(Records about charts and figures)
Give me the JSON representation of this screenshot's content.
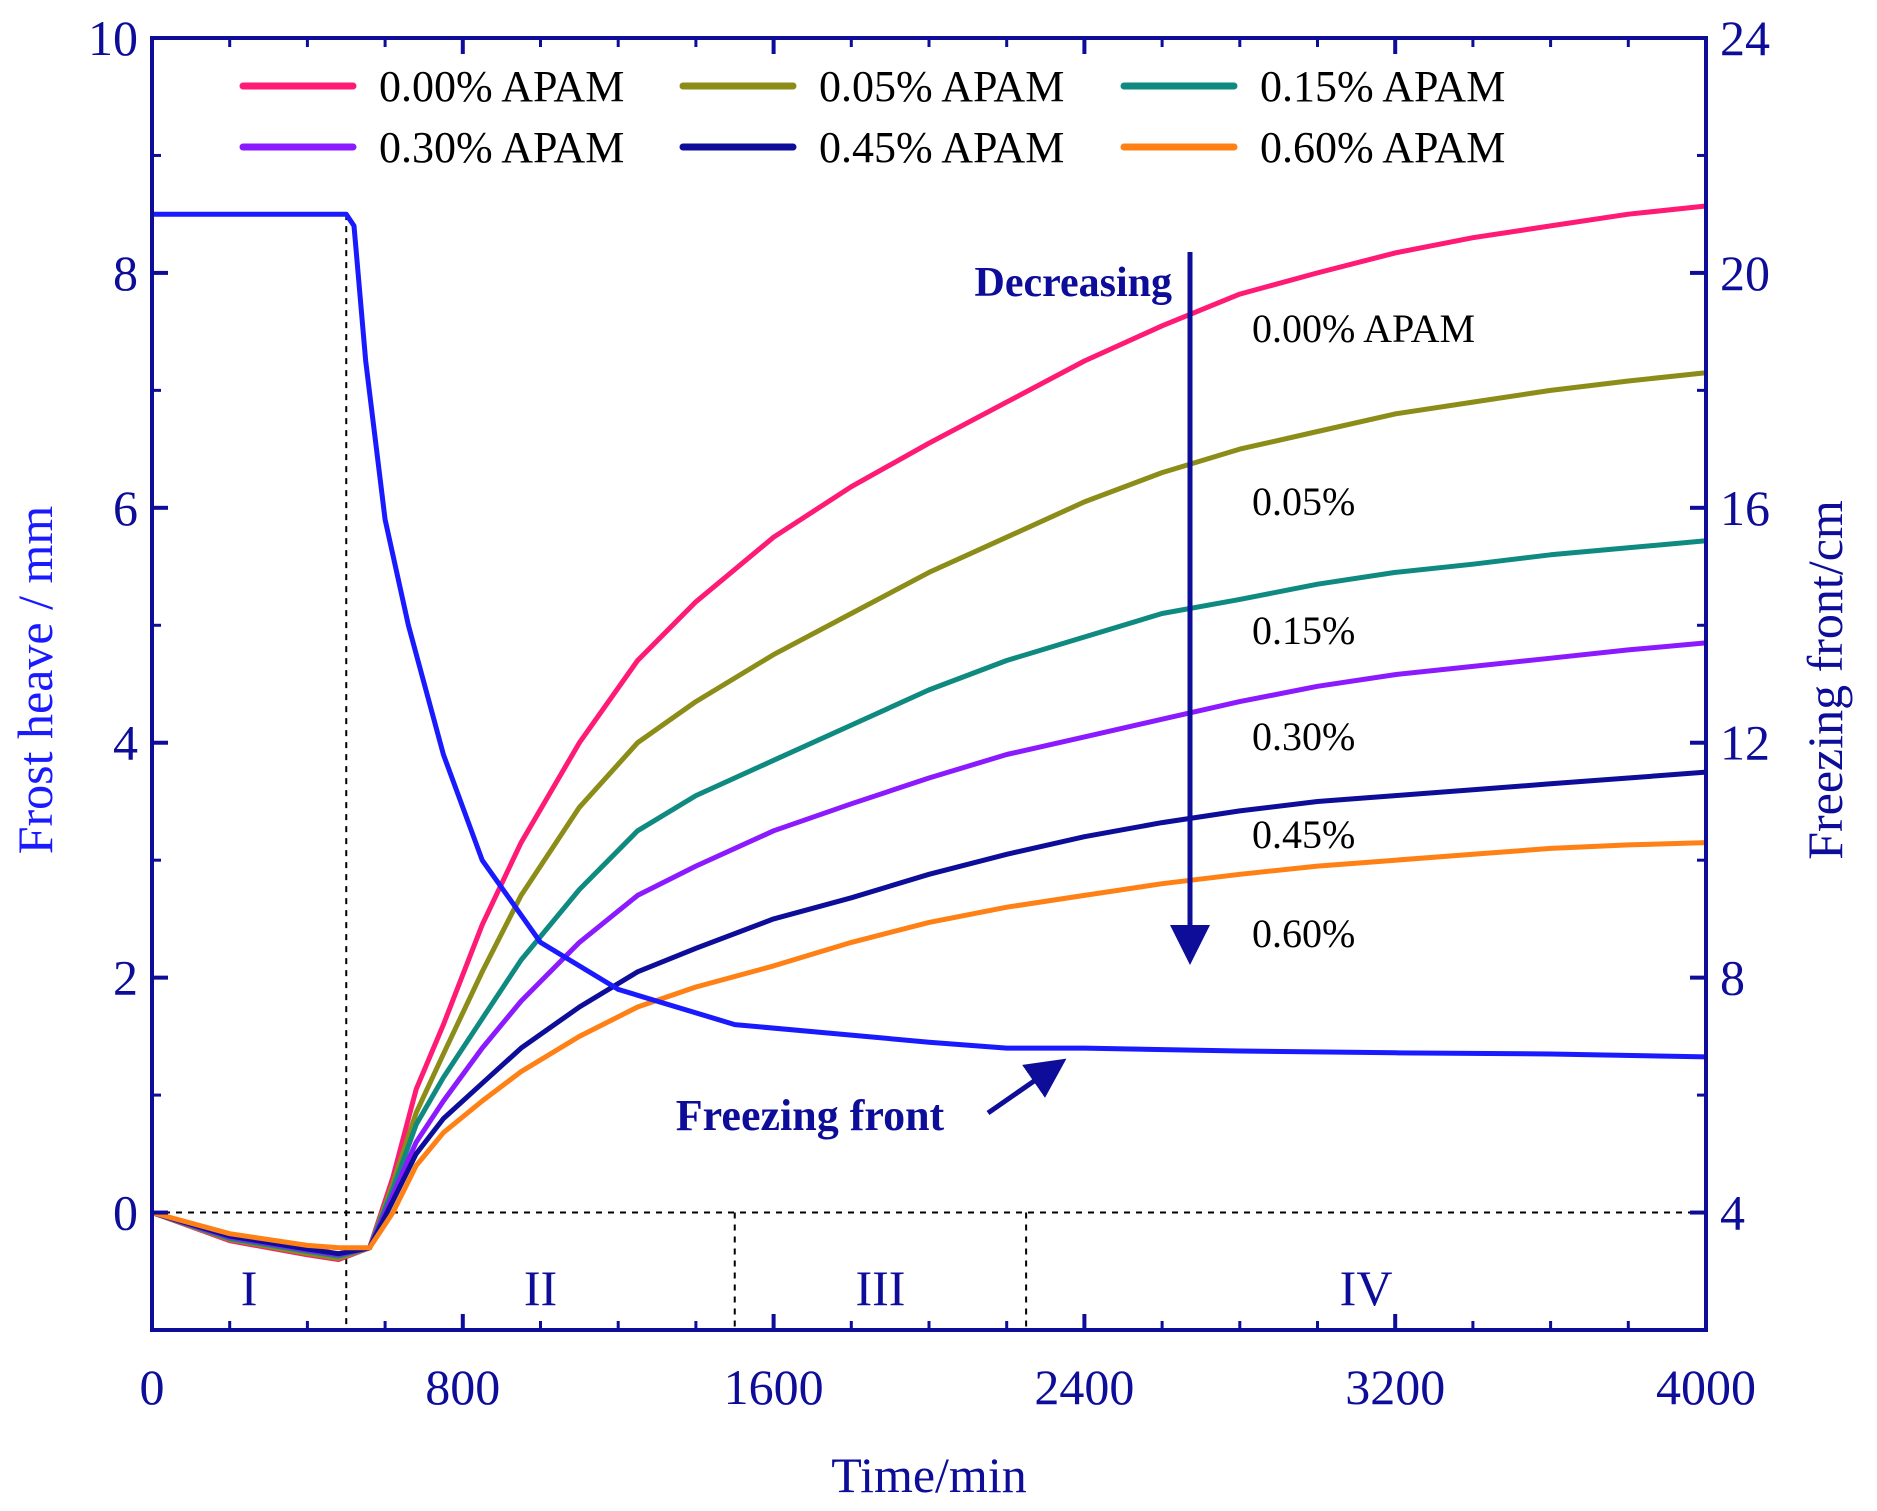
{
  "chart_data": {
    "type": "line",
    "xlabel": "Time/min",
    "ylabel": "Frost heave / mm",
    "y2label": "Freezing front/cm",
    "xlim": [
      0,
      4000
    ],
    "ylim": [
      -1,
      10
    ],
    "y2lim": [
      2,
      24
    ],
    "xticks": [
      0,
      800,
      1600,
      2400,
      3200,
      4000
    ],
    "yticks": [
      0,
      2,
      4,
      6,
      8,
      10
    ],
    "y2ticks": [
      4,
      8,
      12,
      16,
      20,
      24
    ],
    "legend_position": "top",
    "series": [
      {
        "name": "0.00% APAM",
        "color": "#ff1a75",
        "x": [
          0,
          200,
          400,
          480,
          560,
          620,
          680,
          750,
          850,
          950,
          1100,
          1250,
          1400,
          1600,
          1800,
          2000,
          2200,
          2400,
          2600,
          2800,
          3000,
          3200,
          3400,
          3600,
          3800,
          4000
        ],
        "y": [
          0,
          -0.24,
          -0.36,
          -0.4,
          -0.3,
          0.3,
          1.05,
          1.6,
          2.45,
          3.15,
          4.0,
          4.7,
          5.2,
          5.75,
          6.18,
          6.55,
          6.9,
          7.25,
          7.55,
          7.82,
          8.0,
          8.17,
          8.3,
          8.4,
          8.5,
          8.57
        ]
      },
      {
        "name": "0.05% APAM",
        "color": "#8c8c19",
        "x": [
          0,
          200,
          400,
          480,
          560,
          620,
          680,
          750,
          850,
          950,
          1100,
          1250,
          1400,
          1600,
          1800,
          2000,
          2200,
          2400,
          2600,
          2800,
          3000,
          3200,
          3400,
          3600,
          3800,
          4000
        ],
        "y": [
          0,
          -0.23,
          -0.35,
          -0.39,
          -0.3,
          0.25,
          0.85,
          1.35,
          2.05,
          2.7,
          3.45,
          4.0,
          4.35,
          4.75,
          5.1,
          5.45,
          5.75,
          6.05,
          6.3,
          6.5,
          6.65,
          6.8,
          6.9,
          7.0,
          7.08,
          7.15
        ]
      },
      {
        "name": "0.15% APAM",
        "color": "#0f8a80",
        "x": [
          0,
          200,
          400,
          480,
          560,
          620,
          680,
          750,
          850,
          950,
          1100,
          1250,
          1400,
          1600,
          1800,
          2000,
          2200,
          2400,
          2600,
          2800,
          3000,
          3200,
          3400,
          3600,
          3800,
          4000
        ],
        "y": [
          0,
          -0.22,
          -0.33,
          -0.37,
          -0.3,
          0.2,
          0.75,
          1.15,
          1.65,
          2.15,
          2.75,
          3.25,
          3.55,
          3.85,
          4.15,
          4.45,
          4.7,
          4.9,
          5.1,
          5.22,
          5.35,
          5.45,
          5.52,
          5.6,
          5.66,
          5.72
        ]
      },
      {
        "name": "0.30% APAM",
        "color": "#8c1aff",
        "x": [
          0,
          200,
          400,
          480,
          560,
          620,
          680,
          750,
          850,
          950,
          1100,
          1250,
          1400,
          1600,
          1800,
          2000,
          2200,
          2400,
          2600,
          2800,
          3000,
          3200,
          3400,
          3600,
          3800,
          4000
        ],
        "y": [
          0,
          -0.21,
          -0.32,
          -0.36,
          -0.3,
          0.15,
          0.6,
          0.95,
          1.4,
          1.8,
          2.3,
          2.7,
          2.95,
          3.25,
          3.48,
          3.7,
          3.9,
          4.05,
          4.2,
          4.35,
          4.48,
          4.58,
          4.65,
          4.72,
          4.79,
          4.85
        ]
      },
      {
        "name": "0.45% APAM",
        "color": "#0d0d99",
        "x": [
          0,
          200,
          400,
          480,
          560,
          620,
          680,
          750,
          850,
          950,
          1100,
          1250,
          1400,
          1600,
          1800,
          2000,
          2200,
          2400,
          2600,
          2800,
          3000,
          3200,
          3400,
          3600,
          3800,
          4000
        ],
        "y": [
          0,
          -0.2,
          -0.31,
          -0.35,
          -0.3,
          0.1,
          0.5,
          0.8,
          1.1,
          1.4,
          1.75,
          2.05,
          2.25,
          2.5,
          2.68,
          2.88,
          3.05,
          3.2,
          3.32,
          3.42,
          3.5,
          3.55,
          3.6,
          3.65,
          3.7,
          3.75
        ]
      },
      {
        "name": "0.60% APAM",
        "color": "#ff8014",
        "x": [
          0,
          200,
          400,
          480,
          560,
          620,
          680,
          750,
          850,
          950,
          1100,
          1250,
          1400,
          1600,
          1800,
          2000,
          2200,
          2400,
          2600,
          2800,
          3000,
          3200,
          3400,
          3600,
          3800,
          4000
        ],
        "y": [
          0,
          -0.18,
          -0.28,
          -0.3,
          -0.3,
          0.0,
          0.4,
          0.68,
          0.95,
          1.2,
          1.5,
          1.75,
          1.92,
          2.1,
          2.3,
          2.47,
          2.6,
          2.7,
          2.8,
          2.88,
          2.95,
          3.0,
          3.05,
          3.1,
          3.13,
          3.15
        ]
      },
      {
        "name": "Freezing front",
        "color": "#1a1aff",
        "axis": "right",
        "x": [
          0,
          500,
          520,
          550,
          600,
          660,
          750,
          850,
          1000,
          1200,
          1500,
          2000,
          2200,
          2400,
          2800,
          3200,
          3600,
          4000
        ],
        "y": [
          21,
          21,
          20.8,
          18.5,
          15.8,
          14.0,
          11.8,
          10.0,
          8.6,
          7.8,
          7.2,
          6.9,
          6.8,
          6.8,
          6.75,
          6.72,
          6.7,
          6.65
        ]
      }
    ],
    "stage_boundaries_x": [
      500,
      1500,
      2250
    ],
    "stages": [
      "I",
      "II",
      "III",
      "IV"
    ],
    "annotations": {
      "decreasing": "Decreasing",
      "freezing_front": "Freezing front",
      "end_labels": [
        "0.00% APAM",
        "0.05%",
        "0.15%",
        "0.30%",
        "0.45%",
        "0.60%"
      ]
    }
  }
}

= What the task asks =
Write the lines above out again exactly, without any of their pictures.

= The completed task =
Give me the JSON representation of this screenshot's content.
{
  "chart_data": {
    "type": "line",
    "xlabel": "Time/min",
    "ylabel": "Frost heave / mm",
    "y2label": "Freezing front/cm",
    "xlim": [
      0,
      4000
    ],
    "ylim": [
      -1,
      10
    ],
    "y2lim": [
      2,
      24
    ],
    "xticks": [
      0,
      800,
      1600,
      2400,
      3200,
      4000
    ],
    "yticks": [
      0,
      2,
      4,
      6,
      8,
      10
    ],
    "y2ticks": [
      4,
      8,
      12,
      16,
      20,
      24
    ],
    "legend_position": "top",
    "series": [
      {
        "name": "0.00% APAM",
        "color": "#ff1a75",
        "x": [
          0,
          200,
          400,
          480,
          560,
          620,
          680,
          750,
          850,
          950,
          1100,
          1250,
          1400,
          1600,
          1800,
          2000,
          2200,
          2400,
          2600,
          2800,
          3000,
          3200,
          3400,
          3600,
          3800,
          4000
        ],
        "y": [
          0,
          -0.24,
          -0.36,
          -0.4,
          -0.3,
          0.3,
          1.05,
          1.6,
          2.45,
          3.15,
          4.0,
          4.7,
          5.2,
          5.75,
          6.18,
          6.55,
          6.9,
          7.25,
          7.55,
          7.82,
          8.0,
          8.17,
          8.3,
          8.4,
          8.5,
          8.57
        ]
      },
      {
        "name": "0.05% APAM",
        "color": "#8c8c19",
        "x": [
          0,
          200,
          400,
          480,
          560,
          620,
          680,
          750,
          850,
          950,
          1100,
          1250,
          1400,
          1600,
          1800,
          2000,
          2200,
          2400,
          2600,
          2800,
          3000,
          3200,
          3400,
          3600,
          3800,
          4000
        ],
        "y": [
          0,
          -0.23,
          -0.35,
          -0.39,
          -0.3,
          0.25,
          0.85,
          1.35,
          2.05,
          2.7,
          3.45,
          4.0,
          4.35,
          4.75,
          5.1,
          5.45,
          5.75,
          6.05,
          6.3,
          6.5,
          6.65,
          6.8,
          6.9,
          7.0,
          7.08,
          7.15
        ]
      },
      {
        "name": "0.15% APAM",
        "color": "#0f8a80",
        "x": [
          0,
          200,
          400,
          480,
          560,
          620,
          680,
          750,
          850,
          950,
          1100,
          1250,
          1400,
          1600,
          1800,
          2000,
          2200,
          2400,
          2600,
          2800,
          3000,
          3200,
          3400,
          3600,
          3800,
          4000
        ],
        "y": [
          0,
          -0.22,
          -0.33,
          -0.37,
          -0.3,
          0.2,
          0.75,
          1.15,
          1.65,
          2.15,
          2.75,
          3.25,
          3.55,
          3.85,
          4.15,
          4.45,
          4.7,
          4.9,
          5.1,
          5.22,
          5.35,
          5.45,
          5.52,
          5.6,
          5.66,
          5.72
        ]
      },
      {
        "name": "0.30% APAM",
        "color": "#8c1aff",
        "x": [
          0,
          200,
          400,
          480,
          560,
          620,
          680,
          750,
          850,
          950,
          1100,
          1250,
          1400,
          1600,
          1800,
          2000,
          2200,
          2400,
          2600,
          2800,
          3000,
          3200,
          3400,
          3600,
          3800,
          4000
        ],
        "y": [
          0,
          -0.21,
          -0.32,
          -0.36,
          -0.3,
          0.15,
          0.6,
          0.95,
          1.4,
          1.8,
          2.3,
          2.7,
          2.95,
          3.25,
          3.48,
          3.7,
          3.9,
          4.05,
          4.2,
          4.35,
          4.48,
          4.58,
          4.65,
          4.72,
          4.79,
          4.85
        ]
      },
      {
        "name": "0.45% APAM",
        "color": "#0d0d99",
        "x": [
          0,
          200,
          400,
          480,
          560,
          620,
          680,
          750,
          850,
          950,
          1100,
          1250,
          1400,
          1600,
          1800,
          2000,
          2200,
          2400,
          2600,
          2800,
          3000,
          3200,
          3400,
          3600,
          3800,
          4000
        ],
        "y": [
          0,
          -0.2,
          -0.31,
          -0.35,
          -0.3,
          0.1,
          0.5,
          0.8,
          1.1,
          1.4,
          1.75,
          2.05,
          2.25,
          2.5,
          2.68,
          2.88,
          3.05,
          3.2,
          3.32,
          3.42,
          3.5,
          3.55,
          3.6,
          3.65,
          3.7,
          3.75
        ]
      },
      {
        "name": "0.60% APAM",
        "color": "#ff8014",
        "x": [
          0,
          200,
          400,
          480,
          560,
          620,
          680,
          750,
          850,
          950,
          1100,
          1250,
          1400,
          1600,
          1800,
          2000,
          2200,
          2400,
          2600,
          2800,
          3000,
          3200,
          3400,
          3600,
          3800,
          4000
        ],
        "y": [
          0,
          -0.18,
          -0.28,
          -0.3,
          -0.3,
          0.0,
          0.4,
          0.68,
          0.95,
          1.2,
          1.5,
          1.75,
          1.92,
          2.1,
          2.3,
          2.47,
          2.6,
          2.7,
          2.8,
          2.88,
          2.95,
          3.0,
          3.05,
          3.1,
          3.13,
          3.15
        ]
      },
      {
        "name": "Freezing front",
        "color": "#1a1aff",
        "axis": "right",
        "x": [
          0,
          500,
          520,
          550,
          600,
          660,
          750,
          850,
          1000,
          1200,
          1500,
          2000,
          2200,
          2400,
          2800,
          3200,
          3600,
          4000
        ],
        "y": [
          21,
          21,
          20.8,
          18.5,
          15.8,
          14.0,
          11.8,
          10.0,
          8.6,
          7.8,
          7.2,
          6.9,
          6.8,
          6.8,
          6.75,
          6.72,
          6.7,
          6.65
        ]
      }
    ],
    "stage_boundaries_x": [
      500,
      1500,
      2250
    ],
    "stages": [
      "I",
      "II",
      "III",
      "IV"
    ],
    "annotations": {
      "decreasing": "Decreasing",
      "freezing_front": "Freezing front",
      "end_labels": [
        "0.00% APAM",
        "0.05%",
        "0.15%",
        "0.30%",
        "0.45%",
        "0.60%"
      ]
    }
  }
}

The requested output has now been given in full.